◆ **Given request**
Copy every line in which the string "verified" occurs.
═══ Raw records ═══
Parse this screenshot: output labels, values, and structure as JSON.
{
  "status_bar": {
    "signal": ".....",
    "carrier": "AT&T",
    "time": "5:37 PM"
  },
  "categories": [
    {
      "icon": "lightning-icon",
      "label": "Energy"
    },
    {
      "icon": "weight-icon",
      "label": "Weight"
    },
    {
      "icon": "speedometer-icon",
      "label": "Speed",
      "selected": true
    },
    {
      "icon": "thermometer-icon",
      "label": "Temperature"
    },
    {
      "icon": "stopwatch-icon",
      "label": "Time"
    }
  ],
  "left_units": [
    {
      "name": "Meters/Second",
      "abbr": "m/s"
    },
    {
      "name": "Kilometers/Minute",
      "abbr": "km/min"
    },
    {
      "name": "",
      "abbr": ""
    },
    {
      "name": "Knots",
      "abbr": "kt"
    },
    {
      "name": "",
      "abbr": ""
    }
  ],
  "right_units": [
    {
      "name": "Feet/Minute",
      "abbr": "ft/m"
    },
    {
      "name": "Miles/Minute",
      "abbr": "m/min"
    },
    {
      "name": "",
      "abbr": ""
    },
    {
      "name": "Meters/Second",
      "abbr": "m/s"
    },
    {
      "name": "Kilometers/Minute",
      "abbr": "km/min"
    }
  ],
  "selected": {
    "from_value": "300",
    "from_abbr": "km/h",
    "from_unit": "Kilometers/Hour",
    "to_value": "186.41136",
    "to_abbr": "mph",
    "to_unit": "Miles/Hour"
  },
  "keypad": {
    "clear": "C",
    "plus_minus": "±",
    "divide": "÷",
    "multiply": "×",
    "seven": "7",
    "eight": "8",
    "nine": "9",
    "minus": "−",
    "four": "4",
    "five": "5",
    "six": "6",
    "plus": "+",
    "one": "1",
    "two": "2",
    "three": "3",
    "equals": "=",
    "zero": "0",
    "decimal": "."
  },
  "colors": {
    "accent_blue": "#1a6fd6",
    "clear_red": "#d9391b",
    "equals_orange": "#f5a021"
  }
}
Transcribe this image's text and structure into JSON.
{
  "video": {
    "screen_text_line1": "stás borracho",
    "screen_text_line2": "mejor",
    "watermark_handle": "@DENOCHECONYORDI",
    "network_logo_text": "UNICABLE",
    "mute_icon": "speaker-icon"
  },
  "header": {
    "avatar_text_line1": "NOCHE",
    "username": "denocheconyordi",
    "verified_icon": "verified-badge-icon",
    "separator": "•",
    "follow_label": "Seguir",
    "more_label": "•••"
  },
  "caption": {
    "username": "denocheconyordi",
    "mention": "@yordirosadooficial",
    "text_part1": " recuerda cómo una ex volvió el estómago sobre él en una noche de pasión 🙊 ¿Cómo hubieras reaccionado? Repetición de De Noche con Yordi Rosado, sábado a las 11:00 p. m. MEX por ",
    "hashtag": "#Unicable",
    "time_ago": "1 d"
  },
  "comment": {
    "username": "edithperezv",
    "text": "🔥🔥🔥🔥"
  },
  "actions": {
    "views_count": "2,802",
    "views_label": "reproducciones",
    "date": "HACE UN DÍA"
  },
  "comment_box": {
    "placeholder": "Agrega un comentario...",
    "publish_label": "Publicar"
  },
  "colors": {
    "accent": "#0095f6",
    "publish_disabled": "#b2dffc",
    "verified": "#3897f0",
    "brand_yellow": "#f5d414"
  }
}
═══
◆ **The answer**
    "verified_icon": "verified-badge-icon",
    "verified": "#3897f0",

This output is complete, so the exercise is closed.